▸ **Work to do**: Transcribe the lines below verbatim, skipping the images.

-- start Data for this exercise --

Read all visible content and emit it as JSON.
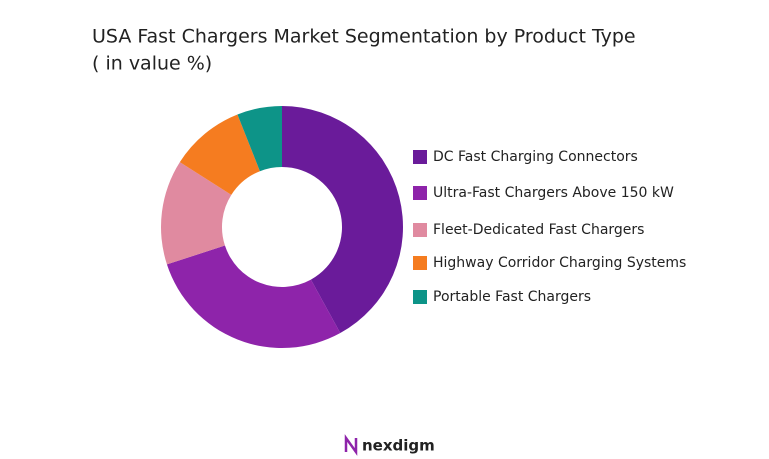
{
  "chart_data": {
    "type": "donut",
    "title": "USA Fast Chargers Market Segmentation by Product Type",
    "subtitle": "( in value %)",
    "categories": [
      "DC Fast Charging Connectors",
      "Ultra-Fast Chargers Above 150 kW",
      "Fleet-Dedicated Fast Chargers",
      "Highway Corridor Charging Systems",
      "Portable Fast Chargers"
    ],
    "values": [
      42,
      28,
      14,
      10,
      6
    ],
    "colors": [
      "#6a1b9a",
      "#8e24aa",
      "#e08aa0",
      "#f57c20",
      "#0d9488"
    ],
    "legend": "right"
  },
  "logo": "nexdigm"
}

-- end Data for this exercise --

▸ **The output**:
Read all visible content and emit it as JSON.
{
  "chart_data": {
    "type": "donut",
    "title": "USA Fast Chargers Market Segmentation by Product Type",
    "subtitle": "( in value %)",
    "categories": [
      "DC Fast Charging Connectors",
      "Ultra-Fast Chargers Above 150 kW",
      "Fleet-Dedicated Fast Chargers",
      "Highway Corridor Charging Systems",
      "Portable Fast Chargers"
    ],
    "values": [
      42,
      28,
      14,
      10,
      6
    ],
    "colors": [
      "#6a1b9a",
      "#8e24aa",
      "#e08aa0",
      "#f57c20",
      "#0d9488"
    ],
    "legend": "right"
  },
  "logo": "nexdigm"
}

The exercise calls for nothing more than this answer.